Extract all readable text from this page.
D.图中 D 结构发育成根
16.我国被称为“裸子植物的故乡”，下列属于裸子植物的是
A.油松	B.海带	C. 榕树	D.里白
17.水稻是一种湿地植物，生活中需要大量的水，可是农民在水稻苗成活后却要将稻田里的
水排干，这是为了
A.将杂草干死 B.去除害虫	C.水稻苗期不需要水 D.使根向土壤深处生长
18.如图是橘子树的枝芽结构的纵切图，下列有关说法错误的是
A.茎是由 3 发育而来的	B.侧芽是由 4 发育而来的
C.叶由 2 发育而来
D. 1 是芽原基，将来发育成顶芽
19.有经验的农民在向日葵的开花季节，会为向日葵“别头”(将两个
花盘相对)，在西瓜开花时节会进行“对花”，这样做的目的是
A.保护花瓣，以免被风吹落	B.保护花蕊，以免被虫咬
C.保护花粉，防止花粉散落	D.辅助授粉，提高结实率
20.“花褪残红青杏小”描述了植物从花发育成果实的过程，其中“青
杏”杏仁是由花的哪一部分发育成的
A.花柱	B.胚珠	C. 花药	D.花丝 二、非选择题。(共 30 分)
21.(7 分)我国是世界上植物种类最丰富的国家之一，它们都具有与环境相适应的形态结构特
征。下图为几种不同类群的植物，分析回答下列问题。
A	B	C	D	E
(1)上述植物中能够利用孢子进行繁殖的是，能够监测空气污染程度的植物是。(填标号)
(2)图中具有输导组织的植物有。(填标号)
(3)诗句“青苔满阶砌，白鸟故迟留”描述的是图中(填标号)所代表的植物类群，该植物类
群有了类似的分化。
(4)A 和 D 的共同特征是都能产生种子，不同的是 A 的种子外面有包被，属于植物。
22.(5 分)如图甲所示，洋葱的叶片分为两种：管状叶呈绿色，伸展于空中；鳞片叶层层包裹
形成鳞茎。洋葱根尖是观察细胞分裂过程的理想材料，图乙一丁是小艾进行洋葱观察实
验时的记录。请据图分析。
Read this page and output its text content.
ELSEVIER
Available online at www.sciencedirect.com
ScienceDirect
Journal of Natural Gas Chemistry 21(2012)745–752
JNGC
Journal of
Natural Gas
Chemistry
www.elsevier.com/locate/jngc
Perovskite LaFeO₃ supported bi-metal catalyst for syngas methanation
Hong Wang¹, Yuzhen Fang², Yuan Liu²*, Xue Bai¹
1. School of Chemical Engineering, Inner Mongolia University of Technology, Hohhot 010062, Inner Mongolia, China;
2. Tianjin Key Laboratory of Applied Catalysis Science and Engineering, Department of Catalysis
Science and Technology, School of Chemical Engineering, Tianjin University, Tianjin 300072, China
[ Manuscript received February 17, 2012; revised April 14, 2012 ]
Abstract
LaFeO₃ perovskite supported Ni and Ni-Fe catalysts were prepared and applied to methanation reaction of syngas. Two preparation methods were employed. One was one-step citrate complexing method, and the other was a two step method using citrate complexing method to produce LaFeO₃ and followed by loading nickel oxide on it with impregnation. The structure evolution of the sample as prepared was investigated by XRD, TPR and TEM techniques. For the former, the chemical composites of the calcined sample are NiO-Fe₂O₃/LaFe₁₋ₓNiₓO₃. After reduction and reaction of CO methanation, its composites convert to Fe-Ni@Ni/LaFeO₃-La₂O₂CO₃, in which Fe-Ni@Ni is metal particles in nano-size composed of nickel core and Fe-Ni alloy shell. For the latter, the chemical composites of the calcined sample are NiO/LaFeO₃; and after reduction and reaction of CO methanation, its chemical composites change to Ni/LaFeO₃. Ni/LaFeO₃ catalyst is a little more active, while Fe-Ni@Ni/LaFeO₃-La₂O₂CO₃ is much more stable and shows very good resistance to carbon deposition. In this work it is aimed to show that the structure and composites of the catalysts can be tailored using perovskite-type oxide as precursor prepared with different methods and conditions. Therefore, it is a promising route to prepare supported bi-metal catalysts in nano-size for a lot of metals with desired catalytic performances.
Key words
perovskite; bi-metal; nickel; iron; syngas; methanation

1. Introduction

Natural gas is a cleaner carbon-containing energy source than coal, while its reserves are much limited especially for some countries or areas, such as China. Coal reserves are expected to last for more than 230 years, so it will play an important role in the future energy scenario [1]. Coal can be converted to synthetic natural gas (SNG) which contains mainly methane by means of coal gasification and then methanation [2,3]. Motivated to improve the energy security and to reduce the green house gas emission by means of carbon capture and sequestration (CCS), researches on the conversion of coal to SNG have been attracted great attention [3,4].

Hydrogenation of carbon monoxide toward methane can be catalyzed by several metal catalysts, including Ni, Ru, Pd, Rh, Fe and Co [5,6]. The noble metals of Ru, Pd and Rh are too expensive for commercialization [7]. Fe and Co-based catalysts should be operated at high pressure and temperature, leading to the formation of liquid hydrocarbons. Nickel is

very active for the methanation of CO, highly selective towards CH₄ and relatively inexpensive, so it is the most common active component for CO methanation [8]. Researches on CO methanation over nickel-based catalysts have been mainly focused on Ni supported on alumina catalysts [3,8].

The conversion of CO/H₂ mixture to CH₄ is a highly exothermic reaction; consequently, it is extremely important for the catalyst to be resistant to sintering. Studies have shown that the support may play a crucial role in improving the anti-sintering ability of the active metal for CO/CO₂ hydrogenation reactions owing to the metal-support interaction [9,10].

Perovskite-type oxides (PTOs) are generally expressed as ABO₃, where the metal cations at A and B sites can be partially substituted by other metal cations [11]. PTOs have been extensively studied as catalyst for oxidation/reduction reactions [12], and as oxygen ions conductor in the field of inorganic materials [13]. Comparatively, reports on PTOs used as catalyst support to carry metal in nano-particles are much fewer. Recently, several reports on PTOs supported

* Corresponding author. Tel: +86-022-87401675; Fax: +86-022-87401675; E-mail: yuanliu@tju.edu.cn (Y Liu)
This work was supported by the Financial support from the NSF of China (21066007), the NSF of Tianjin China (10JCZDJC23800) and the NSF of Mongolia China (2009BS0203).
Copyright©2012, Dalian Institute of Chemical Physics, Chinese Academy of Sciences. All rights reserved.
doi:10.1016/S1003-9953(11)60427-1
# # # # # # #
_TASK OBJECTIVE:_
Copy each line of the data above without altering a single character.

_EXERCISE SOLUTION:_
Extract all readable text from this page.
D.图中 D 结构发育成根
16.我国被称为“裸子植物的故乡”，下列属于裸子植物的是
A.油松	B.海带	C. 榕树	D.里白
17.水稻是一种湿地植物，生活中需要大量的水，可是农民在水稻苗成活后却要将稻田里的
水排干，这是为了
A.将杂草干死 B.去除害虫	C.水稻苗期不需要水 D.使根向土壤深处生长
18.如图是橘子树的枝芽结构的纵切图，下列有关说法错误的是
A.茎是由 3 发育而来的	B.侧芽是由 4 发育而来的
C.叶由 2 发育而来
D. 1 是芽原基，将来发育成顶芽
19.有经验的农民在向日葵的开花季节，会为向日葵“别头”(将两个
花盘相对)，在西瓜开花时节会进行“对花”，这样做的目的是
A.保护花瓣，以免被风吹落	B.保护花蕊，以免被虫咬
C.保护花粉，防止花粉散落	D.辅助授粉，提高结实率
20.“花褪残红青杏小”描述了植物从花发育成果实的过程，其中“青
杏”杏仁是由花的哪一部分发育成的
A.花柱	B.胚珠	C. 花药	D.花丝 二、非选择题。(共 30 分)
21.(7 分)我国是世界上植物种类最丰富的国家之一，它们都具有与环境相适应的形态结构特
征。下图为几种不同类群的植物，分析回答下列问题。
A	B	C	D	E
(1)上述植物中能够利用孢子进行繁殖的是，能够监测空气污染程度的植物是。(填标号)
(2)图中具有输导组织的植物有。(填标号)
(3)诗句“青苔满阶砌，白鸟故迟留”描述的是图中(填标号)所代表的植物类群，该植物类
群有了类似的分化。
(4)A 和 D 的共同特征是都能产生种子，不同的是 A 的种子外面有包被，属于植物。
22.(5 分)如图甲所示，洋葱的叶片分为两种：管状叶呈绿色，伸展于空中；鳞片叶层层包裹
形成鳞茎。洋葱根尖是观察细胞分裂过程的理想材料，图乙一丁是小艾进行洋葱观察实
验时的记录。请据图分析。
Read this page and output its text content.
ELSEVIER
Available online at www.sciencedirect.com
ScienceDirect
Journal of Natural Gas Chemistry 21(2012)745–752
JNGC
Journal of
Natural Gas
Chemistry
www.elsevier.com/locate/jngc
Perovskite LaFeO₃ supported bi-metal catalyst for syngas methanation
Hong Wang¹, Yuzhen Fang², Yuan Liu²*, Xue Bai¹
1. School of Chemical Engineering, Inner Mongolia University of Technology, Hohhot 010062, Inner Mongolia, China;
2. Tianjin Key Laboratory of Applied Catalysis Science and Engineering, Department of Catalysis
Science and Technology, School of Chemical Engineering, Tianjin University, Tianjin 300072, China
[ Manuscript received February 17, 2012; revised April 14, 2012 ]
Abstract
LaFeO₃ perovskite supported Ni and Ni-Fe catalysts were prepared and applied to methanation reaction of syngas. Two preparation methods were employed. One was one-step citrate complexing method, and the other was a two step method using citrate complexing method to produce LaFeO₃ and followed by loading nickel oxide on it with impregnation. The structure evolution of the sample as prepared was investigated by XRD, TPR and TEM techniques. For the former, the chemical composites of the calcined sample are NiO-Fe₂O₃/LaFe₁₋ₓNiₓO₃. After reduction and reaction of CO methanation, its composites convert to Fe-Ni@Ni/LaFeO₃-La₂O₂CO₃, in which Fe-Ni@Ni is metal particles in nano-size composed of nickel core and Fe-Ni alloy shell. For the latter, the chemical composites of the calcined sample are NiO/LaFeO₃; and after reduction and reaction of CO methanation, its chemical composites change to Ni/LaFeO₃. Ni/LaFeO₃ catalyst is a little more active, while Fe-Ni@Ni/LaFeO₃-La₂O₂CO₃ is much more stable and shows very good resistance to carbon deposition. In this work it is aimed to show that the structure and composites of the catalysts can be tailored using perovskite-type oxide as precursor prepared with different methods and conditions. Therefore, it is a promising route to prepare supported bi-metal catalysts in nano-size for a lot of metals with desired catalytic performances.
Key words
perovskite; bi-metal; nickel; iron; syngas; methanation

1. Introduction

Natural gas is a cleaner carbon-containing energy source than coal, while its reserves are much limited especially for some countries or areas, such as China. Coal reserves are expected to last for more than 230 years, so it will play an important role in the future energy scenario [1]. Coal can be converted to synthetic natural gas (SNG) which contains mainly methane by means of coal gasification and then methanation [2,3]. Motivated to improve the energy security and to reduce the green house gas emission by means of carbon capture and sequestration (CCS), researches on the conversion of coal to SNG have been attracted great attention [3,4].

Hydrogenation of carbon monoxide toward methane can be catalyzed by several metal catalysts, including Ni, Ru, Pd, Rh, Fe and Co [5,6]. The noble metals of Ru, Pd and Rh are too expensive for commercialization [7]. Fe and Co-based catalysts should be operated at high pressure and temperature, leading to the formation of liquid hydrocarbons. Nickel is

very active for the methanation of CO, highly selective towards CH₄ and relatively inexpensive, so it is the most common active component for CO methanation [8]. Researches on CO methanation over nickel-based catalysts have been mainly focused on Ni supported on alumina catalysts [3,8].

The conversion of CO/H₂ mixture to CH₄ is a highly exothermic reaction; consequently, it is extremely important for the catalyst to be resistant to sintering. Studies have shown that the support may play a crucial role in improving the anti-sintering ability of the active metal for CO/CO₂ hydrogenation reactions owing to the metal-support interaction [9,10].

Perovskite-type oxides (PTOs) are generally expressed as ABO₃, where the metal cations at A and B sites can be partially substituted by other metal cations [11]. PTOs have been extensively studied as catalyst for oxidation/reduction reactions [12], and as oxygen ions conductor in the field of inorganic materials [13]. Comparatively, reports on PTOs used as catalyst support to carry metal in nano-particles are much fewer. Recently, several reports on PTOs supported

* Corresponding author. Tel: +86-022-87401675; Fax: +86-022-87401675; E-mail: yuanliu@tju.edu.cn (Y Liu)
This work was supported by the Financial support from the NSF of China (21066007), the NSF of Tianjin China (10JCZDJC23800) and the NSF of Mongolia China (2009BS0203).
Copyright©2012, Dalian Institute of Chemical Physics, Chinese Academy of Sciences. All rights reserved.
doi:10.1016/S1003-9953(11)60427-1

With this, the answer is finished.